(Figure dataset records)
"""

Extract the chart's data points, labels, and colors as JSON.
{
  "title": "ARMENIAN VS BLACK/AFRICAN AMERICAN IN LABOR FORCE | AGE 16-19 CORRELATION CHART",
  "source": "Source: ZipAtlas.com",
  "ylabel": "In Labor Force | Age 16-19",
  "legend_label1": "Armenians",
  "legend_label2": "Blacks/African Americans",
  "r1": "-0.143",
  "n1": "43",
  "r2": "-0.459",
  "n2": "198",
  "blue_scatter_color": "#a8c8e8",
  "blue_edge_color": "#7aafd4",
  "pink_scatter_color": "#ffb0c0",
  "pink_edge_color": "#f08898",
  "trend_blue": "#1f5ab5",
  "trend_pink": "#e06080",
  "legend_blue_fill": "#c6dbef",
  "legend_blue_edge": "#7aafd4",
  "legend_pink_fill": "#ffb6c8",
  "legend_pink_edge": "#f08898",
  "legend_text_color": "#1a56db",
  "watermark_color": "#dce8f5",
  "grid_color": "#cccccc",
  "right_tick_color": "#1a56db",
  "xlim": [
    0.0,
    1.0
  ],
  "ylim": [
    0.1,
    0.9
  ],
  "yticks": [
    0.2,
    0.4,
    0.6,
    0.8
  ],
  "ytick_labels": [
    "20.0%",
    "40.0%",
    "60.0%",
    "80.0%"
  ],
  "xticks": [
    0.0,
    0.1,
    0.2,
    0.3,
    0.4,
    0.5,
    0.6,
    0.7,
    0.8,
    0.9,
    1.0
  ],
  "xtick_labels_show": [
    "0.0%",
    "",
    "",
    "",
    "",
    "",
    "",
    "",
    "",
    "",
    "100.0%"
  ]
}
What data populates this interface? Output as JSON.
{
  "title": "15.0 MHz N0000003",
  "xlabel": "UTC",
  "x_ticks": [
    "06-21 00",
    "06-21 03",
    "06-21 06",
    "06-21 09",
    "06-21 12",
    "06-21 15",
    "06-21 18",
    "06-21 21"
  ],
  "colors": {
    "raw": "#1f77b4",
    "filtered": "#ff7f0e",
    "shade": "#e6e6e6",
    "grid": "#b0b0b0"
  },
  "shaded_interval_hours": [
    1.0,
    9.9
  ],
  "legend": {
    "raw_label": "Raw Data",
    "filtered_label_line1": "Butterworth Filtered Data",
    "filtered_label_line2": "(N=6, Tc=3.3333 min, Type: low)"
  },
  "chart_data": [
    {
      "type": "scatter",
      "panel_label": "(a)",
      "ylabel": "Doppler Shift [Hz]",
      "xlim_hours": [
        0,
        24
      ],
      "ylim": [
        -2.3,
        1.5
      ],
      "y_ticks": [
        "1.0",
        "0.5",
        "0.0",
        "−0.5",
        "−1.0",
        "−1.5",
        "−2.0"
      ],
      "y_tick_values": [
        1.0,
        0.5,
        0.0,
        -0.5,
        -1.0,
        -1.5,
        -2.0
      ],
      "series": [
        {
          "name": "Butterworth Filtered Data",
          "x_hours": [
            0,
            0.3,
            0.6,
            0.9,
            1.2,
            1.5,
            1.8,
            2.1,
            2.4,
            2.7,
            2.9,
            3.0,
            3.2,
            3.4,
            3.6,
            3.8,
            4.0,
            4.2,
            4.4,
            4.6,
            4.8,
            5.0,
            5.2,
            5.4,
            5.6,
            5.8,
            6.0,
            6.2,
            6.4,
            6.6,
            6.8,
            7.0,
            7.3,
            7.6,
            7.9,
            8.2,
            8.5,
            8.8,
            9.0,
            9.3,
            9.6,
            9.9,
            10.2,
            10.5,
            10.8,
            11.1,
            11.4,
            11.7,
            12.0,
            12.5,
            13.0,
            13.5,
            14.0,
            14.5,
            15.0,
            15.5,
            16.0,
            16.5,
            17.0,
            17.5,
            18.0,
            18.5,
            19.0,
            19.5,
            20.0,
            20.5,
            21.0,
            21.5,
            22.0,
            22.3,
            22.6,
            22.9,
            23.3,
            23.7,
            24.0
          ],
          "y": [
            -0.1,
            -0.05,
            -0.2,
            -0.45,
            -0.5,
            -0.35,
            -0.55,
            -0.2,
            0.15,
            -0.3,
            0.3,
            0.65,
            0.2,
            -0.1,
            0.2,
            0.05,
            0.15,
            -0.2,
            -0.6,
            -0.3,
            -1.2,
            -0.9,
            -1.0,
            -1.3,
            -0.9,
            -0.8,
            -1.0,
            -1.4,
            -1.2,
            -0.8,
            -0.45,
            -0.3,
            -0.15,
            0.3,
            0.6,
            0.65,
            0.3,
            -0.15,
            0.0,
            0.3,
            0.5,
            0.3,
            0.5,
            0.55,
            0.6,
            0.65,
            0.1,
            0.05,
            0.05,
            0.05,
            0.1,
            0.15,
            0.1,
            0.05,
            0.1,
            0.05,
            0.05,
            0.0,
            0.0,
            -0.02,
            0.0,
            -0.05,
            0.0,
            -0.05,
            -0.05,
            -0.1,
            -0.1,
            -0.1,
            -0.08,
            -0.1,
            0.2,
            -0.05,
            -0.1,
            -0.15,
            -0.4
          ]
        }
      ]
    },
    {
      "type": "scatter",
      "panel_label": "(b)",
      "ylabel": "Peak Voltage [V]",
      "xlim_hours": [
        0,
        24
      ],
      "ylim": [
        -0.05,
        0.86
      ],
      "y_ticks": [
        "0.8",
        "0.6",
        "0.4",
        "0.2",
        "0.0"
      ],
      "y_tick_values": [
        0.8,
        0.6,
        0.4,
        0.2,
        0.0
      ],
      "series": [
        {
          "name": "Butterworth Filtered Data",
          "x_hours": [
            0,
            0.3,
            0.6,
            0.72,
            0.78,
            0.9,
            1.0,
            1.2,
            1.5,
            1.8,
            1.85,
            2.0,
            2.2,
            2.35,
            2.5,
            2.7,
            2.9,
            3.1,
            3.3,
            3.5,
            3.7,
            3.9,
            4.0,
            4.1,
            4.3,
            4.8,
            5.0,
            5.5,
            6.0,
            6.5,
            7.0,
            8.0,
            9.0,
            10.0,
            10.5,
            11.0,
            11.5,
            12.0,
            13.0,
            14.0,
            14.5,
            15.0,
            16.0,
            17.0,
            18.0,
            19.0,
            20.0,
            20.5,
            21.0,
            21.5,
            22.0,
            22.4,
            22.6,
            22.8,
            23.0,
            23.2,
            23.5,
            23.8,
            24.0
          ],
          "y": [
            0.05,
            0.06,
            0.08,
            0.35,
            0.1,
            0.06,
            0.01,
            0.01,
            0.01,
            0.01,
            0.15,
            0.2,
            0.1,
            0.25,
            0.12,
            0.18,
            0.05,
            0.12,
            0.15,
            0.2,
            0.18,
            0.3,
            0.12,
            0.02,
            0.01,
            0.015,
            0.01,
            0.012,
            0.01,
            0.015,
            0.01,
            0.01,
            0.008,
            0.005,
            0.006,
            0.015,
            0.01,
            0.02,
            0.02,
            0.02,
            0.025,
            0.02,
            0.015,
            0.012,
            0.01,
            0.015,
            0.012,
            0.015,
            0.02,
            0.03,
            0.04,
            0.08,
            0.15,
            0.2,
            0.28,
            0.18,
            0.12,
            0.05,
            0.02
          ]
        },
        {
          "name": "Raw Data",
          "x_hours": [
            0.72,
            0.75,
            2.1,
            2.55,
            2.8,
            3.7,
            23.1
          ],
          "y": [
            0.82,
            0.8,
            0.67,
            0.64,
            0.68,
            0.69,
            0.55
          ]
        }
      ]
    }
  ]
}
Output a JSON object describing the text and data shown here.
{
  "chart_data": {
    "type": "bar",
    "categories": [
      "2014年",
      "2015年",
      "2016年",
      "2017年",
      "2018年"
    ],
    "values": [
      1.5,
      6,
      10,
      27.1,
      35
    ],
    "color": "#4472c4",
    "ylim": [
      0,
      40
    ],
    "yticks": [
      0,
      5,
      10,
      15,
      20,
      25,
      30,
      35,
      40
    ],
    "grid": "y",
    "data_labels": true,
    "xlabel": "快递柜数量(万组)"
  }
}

"""

_Stated goal_
How many lines of the records contain the string "title"? Respond with the number alone.

_Complete output_
2